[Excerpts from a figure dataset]
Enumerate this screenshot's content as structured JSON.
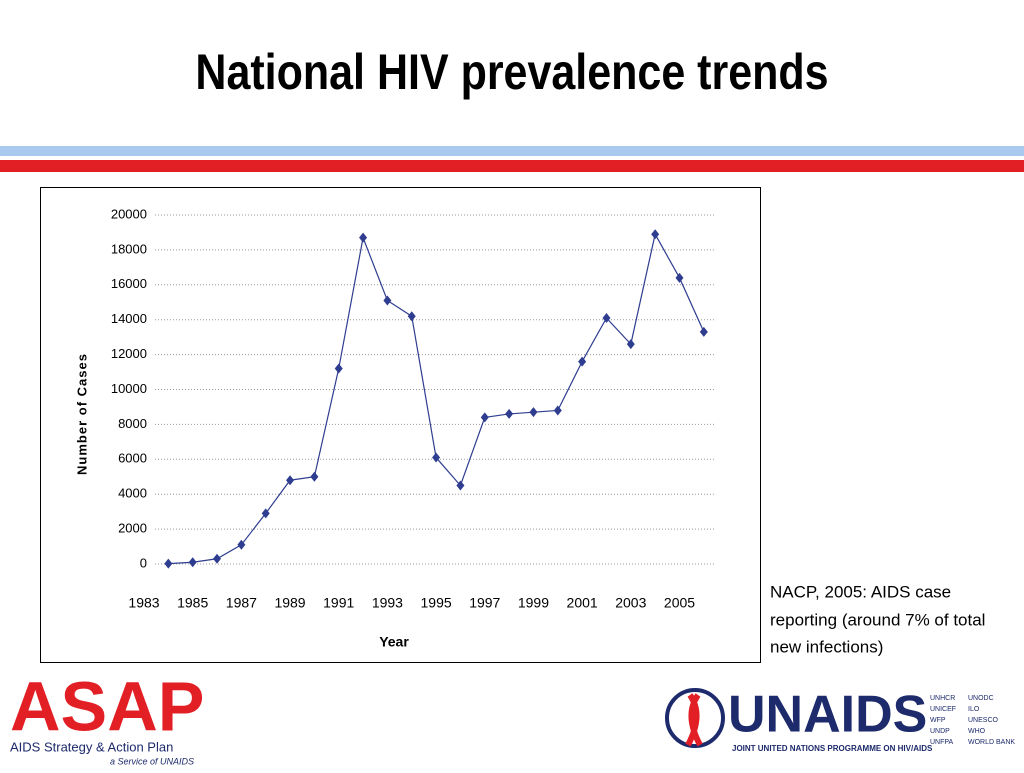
{
  "slide": {
    "title": "National HIV prevalence trends",
    "note": [
      "NACP, 2005: AIDS case",
      "reporting (around 7% of total",
      "new infections)"
    ],
    "asap": {
      "name": "ASAP",
      "tagline": "AIDS Strategy & Action Plan",
      "service": "a Service of UNAIDS"
    },
    "unaids": {
      "name": "UNAIDS",
      "tagline": "JOINT UNITED NATIONS PROGRAMME ON HIV/AIDS",
      "partners": [
        "UNHCR",
        "UNICEF",
        "WFP",
        "UNDP",
        "UNFPA",
        "UNODC",
        "ILO",
        "UNESCO",
        "WHO",
        "WORLD BANK"
      ]
    }
  },
  "chart_data": {
    "type": "line",
    "x_label": "Year",
    "y_label": "Number of Cases",
    "x": [
      1984,
      1985,
      1986,
      1987,
      1988,
      1989,
      1990,
      1991,
      1992,
      1993,
      1994,
      1995,
      1996,
      1997,
      1998,
      1999,
      2000,
      2001,
      2002,
      2003,
      2004,
      2005,
      2006
    ],
    "series": [
      {
        "name": "Cases",
        "color": "#2e3d8f",
        "values": [
          20,
          100,
          300,
          1100,
          2900,
          4800,
          5000,
          11200,
          18700,
          15100,
          14200,
          6100,
          4500,
          8400,
          8600,
          8700,
          8800,
          11600,
          14100,
          12600,
          18900,
          16400,
          13300
        ]
      }
    ],
    "xlim": [
      1983,
      2006.5
    ],
    "xticks": [
      1983,
      1985,
      1987,
      1989,
      1991,
      1993,
      1995,
      1997,
      1999,
      2001,
      2003,
      2005
    ],
    "ylim": [
      0,
      20000
    ],
    "yticks": [
      0,
      2000,
      4000,
      6000,
      8000,
      10000,
      12000,
      14000,
      16000,
      18000,
      20000
    ],
    "grid": true,
    "legend": false
  }
}
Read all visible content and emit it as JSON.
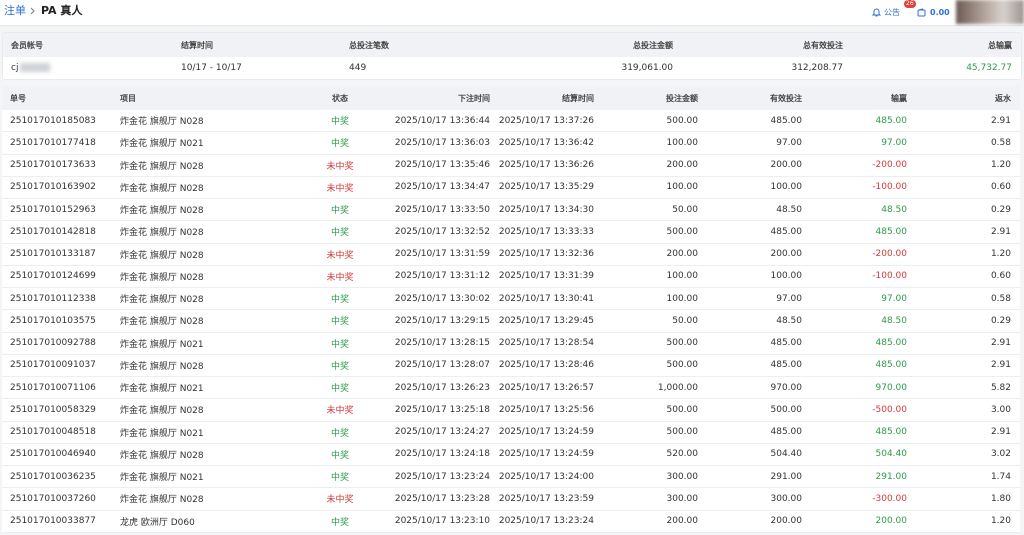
{
  "breadcrumb": {
    "parent": "注单",
    "current": "PA 真人"
  },
  "topbar": {
    "notice": "公告",
    "notice_badge": "26",
    "balance": "0.00"
  },
  "summary": {
    "headers": [
      "会员帐号",
      "结算时间",
      "总投注笔数",
      "总投注金额",
      "总有效投注",
      "总输赢"
    ],
    "row": [
      "cj",
      "10/17 - 10/17",
      "449",
      "319,061.00",
      "312,208.77",
      "45,732.77"
    ]
  },
  "table": {
    "headers": [
      "单号",
      "项目",
      "状态",
      "下注时间",
      "结算时间",
      "投注金额",
      "有效投注",
      "输赢",
      "返水"
    ],
    "rows": [
      [
        "251017010185083",
        "炸金花 旗舰厅 N028",
        "中奖",
        "2025/10/17 13:36:44",
        "2025/10/17 13:37:26",
        "500.00",
        "485.00",
        "485.00",
        "2.91"
      ],
      [
        "251017010177418",
        "炸金花 旗舰厅 N021",
        "中奖",
        "2025/10/17 13:36:03",
        "2025/10/17 13:36:42",
        "100.00",
        "97.00",
        "97.00",
        "0.58"
      ],
      [
        "251017010173633",
        "炸金花 旗舰厅 N028",
        "未中奖",
        "2025/10/17 13:35:46",
        "2025/10/17 13:36:26",
        "200.00",
        "200.00",
        "-200.00",
        "1.20"
      ],
      [
        "251017010163902",
        "炸金花 旗舰厅 N028",
        "未中奖",
        "2025/10/17 13:34:47",
        "2025/10/17 13:35:29",
        "100.00",
        "100.00",
        "-100.00",
        "0.60"
      ],
      [
        "251017010152963",
        "炸金花 旗舰厅 N028",
        "中奖",
        "2025/10/17 13:33:50",
        "2025/10/17 13:34:30",
        "50.00",
        "48.50",
        "48.50",
        "0.29"
      ],
      [
        "251017010142818",
        "炸金花 旗舰厅 N028",
        "中奖",
        "2025/10/17 13:32:52",
        "2025/10/17 13:33:33",
        "500.00",
        "485.00",
        "485.00",
        "2.91"
      ],
      [
        "251017010133187",
        "炸金花 旗舰厅 N028",
        "未中奖",
        "2025/10/17 13:31:59",
        "2025/10/17 13:32:36",
        "200.00",
        "200.00",
        "-200.00",
        "1.20"
      ],
      [
        "251017010124699",
        "炸金花 旗舰厅 N028",
        "未中奖",
        "2025/10/17 13:31:12",
        "2025/10/17 13:31:39",
        "100.00",
        "100.00",
        "-100.00",
        "0.60"
      ],
      [
        "251017010112338",
        "炸金花 旗舰厅 N028",
        "中奖",
        "2025/10/17 13:30:02",
        "2025/10/17 13:30:41",
        "100.00",
        "97.00",
        "97.00",
        "0.58"
      ],
      [
        "251017010103575",
        "炸金花 旗舰厅 N028",
        "中奖",
        "2025/10/17 13:29:15",
        "2025/10/17 13:29:45",
        "50.00",
        "48.50",
        "48.50",
        "0.29"
      ],
      [
        "251017010092788",
        "炸金花 旗舰厅 N021",
        "中奖",
        "2025/10/17 13:28:15",
        "2025/10/17 13:28:54",
        "500.00",
        "485.00",
        "485.00",
        "2.91"
      ],
      [
        "251017010091037",
        "炸金花 旗舰厅 N028",
        "中奖",
        "2025/10/17 13:28:07",
        "2025/10/17 13:28:46",
        "500.00",
        "485.00",
        "485.00",
        "2.91"
      ],
      [
        "251017010071106",
        "炸金花 旗舰厅 N021",
        "中奖",
        "2025/10/17 13:26:23",
        "2025/10/17 13:26:57",
        "1,000.00",
        "970.00",
        "970.00",
        "5.82"
      ],
      [
        "251017010058329",
        "炸金花 旗舰厅 N028",
        "未中奖",
        "2025/10/17 13:25:18",
        "2025/10/17 13:25:56",
        "500.00",
        "500.00",
        "-500.00",
        "3.00"
      ],
      [
        "251017010048518",
        "炸金花 旗舰厅 N021",
        "中奖",
        "2025/10/17 13:24:27",
        "2025/10/17 13:24:59",
        "500.00",
        "485.00",
        "485.00",
        "2.91"
      ],
      [
        "251017010046940",
        "炸金花 旗舰厅 N028",
        "中奖",
        "2025/10/17 13:24:18",
        "2025/10/17 13:24:59",
        "520.00",
        "504.40",
        "504.40",
        "3.02"
      ],
      [
        "251017010036235",
        "炸金花 旗舰厅 N021",
        "中奖",
        "2025/10/17 13:23:24",
        "2025/10/17 13:24:00",
        "300.00",
        "291.00",
        "291.00",
        "1.74"
      ],
      [
        "251017010037260",
        "炸金花 旗舰厅 N028",
        "未中奖",
        "2025/10/17 13:23:28",
        "2025/10/17 13:23:59",
        "300.00",
        "300.00",
        "-300.00",
        "1.80"
      ],
      [
        "251017010033877",
        "龙虎 欧洲厅 D060",
        "中奖",
        "2025/10/17 13:23:10",
        "2025/10/17 13:23:24",
        "200.00",
        "200.00",
        "200.00",
        "1.20"
      ]
    ]
  }
}
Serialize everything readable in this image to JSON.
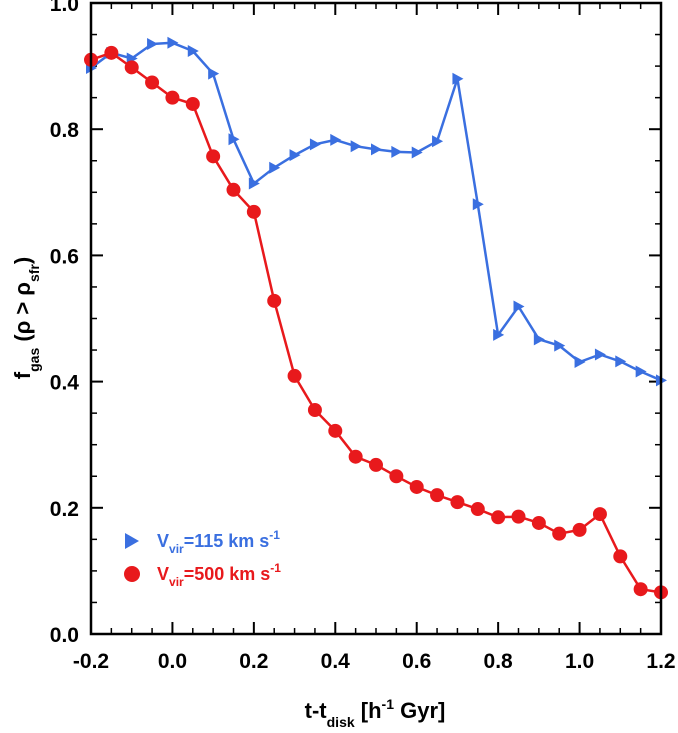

» **GOAL**: Go through the lines above. Select every one that has the string "JSON".

» **RESULT**:
Enumerate this screenshot's content as structured JSON.
Read all visible content and emit it as JSON.
Serialize everything readable in this image to JSON.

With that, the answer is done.